* [EXERCISE DESCRIPTION]
Without changing a character, return the entries, but not the images they hold.
═════ DATA SUPPLIED ═════
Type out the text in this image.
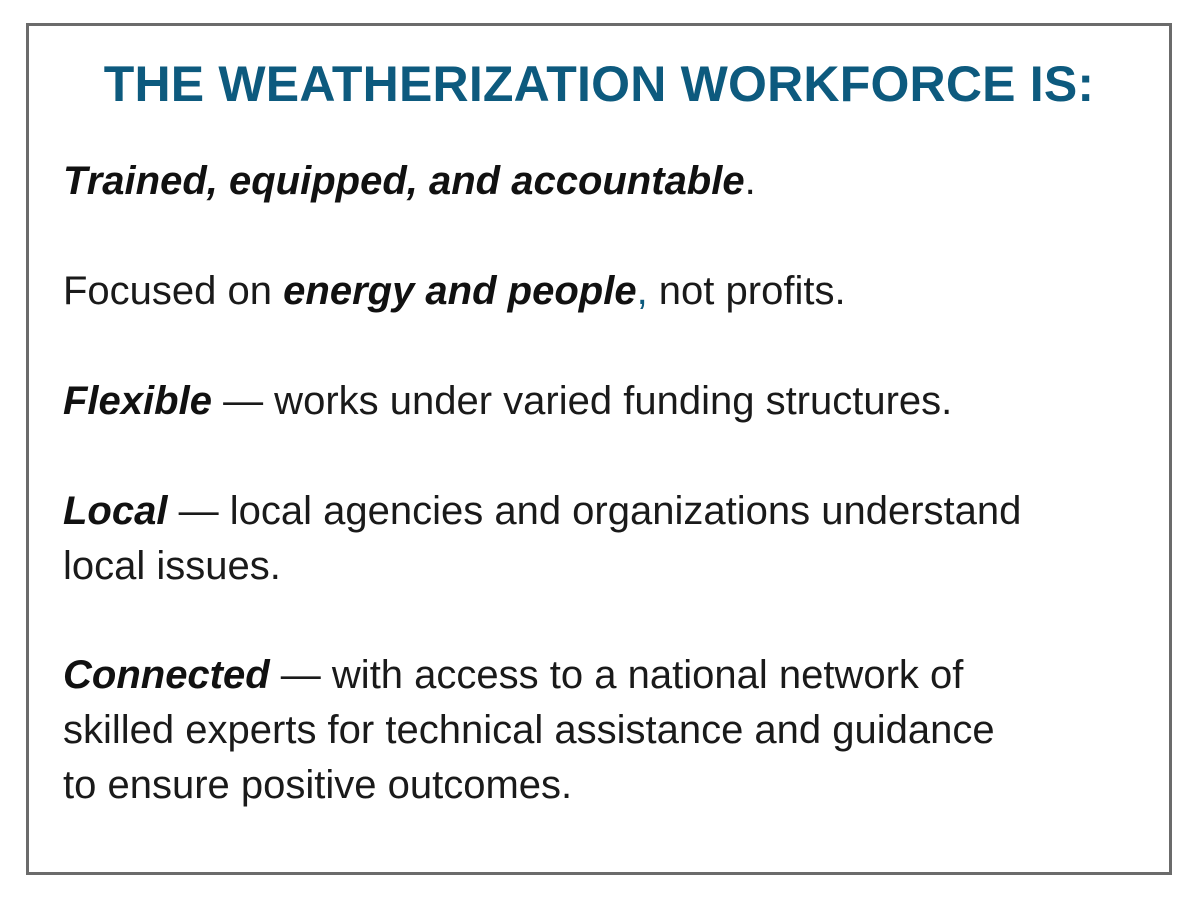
THE WEATHERIZATION WORKFORCE IS:

Trained, equipped, and accountable.

Focused on energy and people, not profits.

Flexible — works under varied funding structures.

Local — local agencies and organizations understand
local issues.

Connected — with access to a national network of
skilled experts for technical assistance and guidance
to ensure positive outcomes.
═════
* [OUTPUT FOR THIS TASK]
Type out the text in this image.
THE WEATHERIZATION WORKFORCE IS:

Trained, equipped, and accountable.

Focused on energy and people, not profits.

Flexible — works under varied funding structures.

Local — local agencies and organizations understand
local issues.

Connected — with access to a national network of
skilled experts for technical assistance and guidance
to ensure positive outcomes.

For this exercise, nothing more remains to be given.